***** RECORDS PROVIDED *****
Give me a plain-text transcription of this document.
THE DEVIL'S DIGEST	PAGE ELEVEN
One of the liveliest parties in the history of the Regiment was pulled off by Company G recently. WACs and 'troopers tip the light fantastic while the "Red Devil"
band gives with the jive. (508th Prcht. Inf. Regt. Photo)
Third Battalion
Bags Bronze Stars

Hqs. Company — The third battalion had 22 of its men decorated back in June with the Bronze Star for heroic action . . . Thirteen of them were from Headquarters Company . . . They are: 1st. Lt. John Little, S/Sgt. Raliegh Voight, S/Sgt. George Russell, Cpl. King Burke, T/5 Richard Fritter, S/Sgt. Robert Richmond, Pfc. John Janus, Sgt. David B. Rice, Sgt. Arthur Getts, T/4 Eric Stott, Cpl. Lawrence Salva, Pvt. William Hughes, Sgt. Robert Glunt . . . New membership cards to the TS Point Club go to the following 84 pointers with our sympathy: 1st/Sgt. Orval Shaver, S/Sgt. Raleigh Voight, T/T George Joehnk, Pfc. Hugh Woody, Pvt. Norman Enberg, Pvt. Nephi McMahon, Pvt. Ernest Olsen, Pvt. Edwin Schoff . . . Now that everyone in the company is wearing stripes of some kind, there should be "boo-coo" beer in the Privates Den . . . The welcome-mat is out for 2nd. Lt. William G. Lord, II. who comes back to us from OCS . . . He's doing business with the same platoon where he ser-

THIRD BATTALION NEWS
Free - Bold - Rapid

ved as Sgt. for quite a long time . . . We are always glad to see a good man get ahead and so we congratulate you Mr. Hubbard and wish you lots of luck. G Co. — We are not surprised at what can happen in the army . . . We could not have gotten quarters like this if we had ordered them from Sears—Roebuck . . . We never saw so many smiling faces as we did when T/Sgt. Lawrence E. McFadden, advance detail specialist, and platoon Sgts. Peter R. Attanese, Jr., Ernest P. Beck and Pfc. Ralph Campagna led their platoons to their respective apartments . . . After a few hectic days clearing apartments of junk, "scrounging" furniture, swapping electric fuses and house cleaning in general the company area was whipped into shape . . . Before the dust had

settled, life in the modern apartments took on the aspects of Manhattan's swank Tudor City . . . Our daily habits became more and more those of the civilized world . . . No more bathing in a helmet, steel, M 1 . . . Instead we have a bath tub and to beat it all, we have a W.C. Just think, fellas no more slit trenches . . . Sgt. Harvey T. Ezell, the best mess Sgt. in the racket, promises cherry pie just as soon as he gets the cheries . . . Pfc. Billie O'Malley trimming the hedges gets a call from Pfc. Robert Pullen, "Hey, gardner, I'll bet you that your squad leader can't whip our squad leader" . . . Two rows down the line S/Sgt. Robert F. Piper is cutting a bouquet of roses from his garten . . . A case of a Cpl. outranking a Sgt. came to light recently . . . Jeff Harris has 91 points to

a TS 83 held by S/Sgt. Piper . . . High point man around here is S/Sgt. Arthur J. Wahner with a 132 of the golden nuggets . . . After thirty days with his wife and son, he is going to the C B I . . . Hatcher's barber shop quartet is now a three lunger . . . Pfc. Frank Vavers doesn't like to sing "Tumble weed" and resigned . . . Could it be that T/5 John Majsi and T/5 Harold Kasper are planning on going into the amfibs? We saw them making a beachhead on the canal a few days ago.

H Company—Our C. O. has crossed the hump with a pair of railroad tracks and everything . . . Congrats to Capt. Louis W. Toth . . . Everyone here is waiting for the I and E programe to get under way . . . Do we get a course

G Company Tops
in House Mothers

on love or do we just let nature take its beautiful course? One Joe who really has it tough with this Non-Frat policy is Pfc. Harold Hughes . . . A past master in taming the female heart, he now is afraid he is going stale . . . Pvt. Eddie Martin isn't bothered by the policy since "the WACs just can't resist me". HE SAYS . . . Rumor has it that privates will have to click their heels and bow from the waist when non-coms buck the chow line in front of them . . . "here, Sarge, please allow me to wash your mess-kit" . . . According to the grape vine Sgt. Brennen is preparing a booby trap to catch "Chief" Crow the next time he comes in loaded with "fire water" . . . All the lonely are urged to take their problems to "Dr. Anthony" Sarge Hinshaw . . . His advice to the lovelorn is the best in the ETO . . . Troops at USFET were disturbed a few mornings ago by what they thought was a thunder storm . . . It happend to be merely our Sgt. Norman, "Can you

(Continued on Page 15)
*****
* _STATED EXERCISE_
Write out the entries above word for word.

* _ANSWER TO THE EXERCISE_
Give me a plain-text transcription of this document.
THE DEVIL'S DIGEST	PAGE ELEVEN
One of the liveliest parties in the history of the Regiment was pulled off by Company G recently. WACs and 'troopers tip the light fantastic while the "Red Devil"
band gives with the jive. (508th Prcht. Inf. Regt. Photo)
Third Battalion
Bags Bronze Stars

Hqs. Company — The third battalion had 22 of its men decorated back in June with the Bronze Star for heroic action . . . Thirteen of them were from Headquarters Company . . . They are: 1st. Lt. John Little, S/Sgt. Raliegh Voight, S/Sgt. George Russell, Cpl. King Burke, T/5 Richard Fritter, S/Sgt. Robert Richmond, Pfc. John Janus, Sgt. David B. Rice, Sgt. Arthur Getts, T/4 Eric Stott, Cpl. Lawrence Salva, Pvt. William Hughes, Sgt. Robert Glunt . . . New membership cards to the TS Point Club go to the following 84 pointers with our sympathy: 1st/Sgt. Orval Shaver, S/Sgt. Raleigh Voight, T/T George Joehnk, Pfc. Hugh Woody, Pvt. Norman Enberg, Pvt. Nephi McMahon, Pvt. Ernest Olsen, Pvt. Edwin Schoff . . . Now that everyone in the company is wearing stripes of some kind, there should be "boo-coo" beer in the Privates Den . . . The welcome-mat is out for 2nd. Lt. William G. Lord, II. who comes back to us from OCS . . . He's doing business with the same platoon where he ser-

THIRD BATTALION NEWS
Free - Bold - Rapid

ved as Sgt. for quite a long time . . . We are always glad to see a good man get ahead and so we congratulate you Mr. Hubbard and wish you lots of luck. G Co. — We are not surprised at what can happen in the army . . . We could not have gotten quarters like this if we had ordered them from Sears—Roebuck . . . We never saw so many smiling faces as we did when T/Sgt. Lawrence E. McFadden, advance detail specialist, and platoon Sgts. Peter R. Attanese, Jr., Ernest P. Beck and Pfc. Ralph Campagna led their platoons to their respective apartments . . . After a few hectic days clearing apartments of junk, "scrounging" furniture, swapping electric fuses and house cleaning in general the company area was whipped into shape . . . Before the dust had

settled, life in the modern apartments took on the aspects of Manhattan's swank Tudor City . . . Our daily habits became more and more those of the civilized world . . . No more bathing in a helmet, steel, M 1 . . . Instead we have a bath tub and to beat it all, we have a W.C. Just think, fellas no more slit trenches . . . Sgt. Harvey T. Ezell, the best mess Sgt. in the racket, promises cherry pie just as soon as he gets the cheries . . . Pfc. Billie O'Malley trimming the hedges gets a call from Pfc. Robert Pullen, "Hey, gardner, I'll bet you that your squad leader can't whip our squad leader" . . . Two rows down the line S/Sgt. Robert F. Piper is cutting a bouquet of roses from his garten . . . A case of a Cpl. outranking a Sgt. came to light recently . . . Jeff Harris has 91 points to

a TS 83 held by S/Sgt. Piper . . . High point man around here is S/Sgt. Arthur J. Wahner with a 132 of the golden nuggets . . . After thirty days with his wife and son, he is going to the C B I . . . Hatcher's barber shop quartet is now a three lunger . . . Pfc. Frank Vavers doesn't like to sing "Tumble weed" and resigned . . . Could it be that T/5 John Majsi and T/5 Harold Kasper are planning on going into the amfibs? We saw them making a beachhead on the canal a few days ago.

H Company—Our C. O. has crossed the hump with a pair of railroad tracks and everything . . . Congrats to Capt. Louis W. Toth . . . Everyone here is waiting for the I and E programe to get under way . . . Do we get a course

G Company Tops
in House Mothers

on love or do we just let nature take its beautiful course? One Joe who really has it tough with this Non-Frat policy is Pfc. Harold Hughes . . . A past master in taming the female heart, he now is afraid he is going stale . . . Pvt. Eddie Martin isn't bothered by the policy since "the WACs just can't resist me". HE SAYS . . . Rumor has it that privates will have to click their heels and bow from the waist when non-coms buck the chow line in front of them . . . "here, Sarge, please allow me to wash your mess-kit" . . . According to the grape vine Sgt. Brennen is preparing a booby trap to catch "Chief" Crow the next time he comes in loaded with "fire water" . . . All the lonely are urged to take their problems to "Dr. Anthony" Sarge Hinshaw . . . His advice to the lovelorn is the best in the ETO . . . Troops at USFET were disturbed a few mornings ago by what they thought was a thunder storm . . . It happend to be merely our Sgt. Norman, "Can you

(Continued on Page 15)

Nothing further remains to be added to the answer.